Extracted entries:
# # # # #

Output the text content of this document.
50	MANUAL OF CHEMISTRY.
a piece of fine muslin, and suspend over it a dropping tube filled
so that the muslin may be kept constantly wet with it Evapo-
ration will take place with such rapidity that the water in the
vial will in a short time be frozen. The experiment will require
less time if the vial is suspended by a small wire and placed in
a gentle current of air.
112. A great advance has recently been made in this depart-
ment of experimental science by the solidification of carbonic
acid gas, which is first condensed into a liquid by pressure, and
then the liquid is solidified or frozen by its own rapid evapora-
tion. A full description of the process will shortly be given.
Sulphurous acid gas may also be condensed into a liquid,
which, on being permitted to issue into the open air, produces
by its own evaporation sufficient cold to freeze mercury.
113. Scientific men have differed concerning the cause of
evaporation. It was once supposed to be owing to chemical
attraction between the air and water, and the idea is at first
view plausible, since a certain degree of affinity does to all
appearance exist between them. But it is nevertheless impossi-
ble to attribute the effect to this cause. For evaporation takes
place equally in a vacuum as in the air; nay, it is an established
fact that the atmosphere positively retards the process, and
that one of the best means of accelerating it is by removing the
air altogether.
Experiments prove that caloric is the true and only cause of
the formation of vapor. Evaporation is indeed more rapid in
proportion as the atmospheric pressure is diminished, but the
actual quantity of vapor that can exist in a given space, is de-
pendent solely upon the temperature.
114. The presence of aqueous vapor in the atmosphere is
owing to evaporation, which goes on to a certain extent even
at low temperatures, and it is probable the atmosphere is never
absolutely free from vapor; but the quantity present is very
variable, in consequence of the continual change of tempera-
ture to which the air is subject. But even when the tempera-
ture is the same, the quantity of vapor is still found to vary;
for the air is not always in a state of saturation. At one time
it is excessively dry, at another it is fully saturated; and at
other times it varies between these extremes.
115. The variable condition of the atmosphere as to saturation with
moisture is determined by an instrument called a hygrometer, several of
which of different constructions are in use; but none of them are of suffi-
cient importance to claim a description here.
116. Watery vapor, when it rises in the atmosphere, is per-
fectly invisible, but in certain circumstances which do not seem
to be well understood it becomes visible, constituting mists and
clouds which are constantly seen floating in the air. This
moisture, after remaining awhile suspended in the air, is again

# # # # #

Goal of the exercise: Each line with the string "exist" in it needs to be found and copied.

Solution to this exercise:
appearance exist between them. But it is nevertheless impossi-
actual quantity of vapor that can exist in a given space, is de-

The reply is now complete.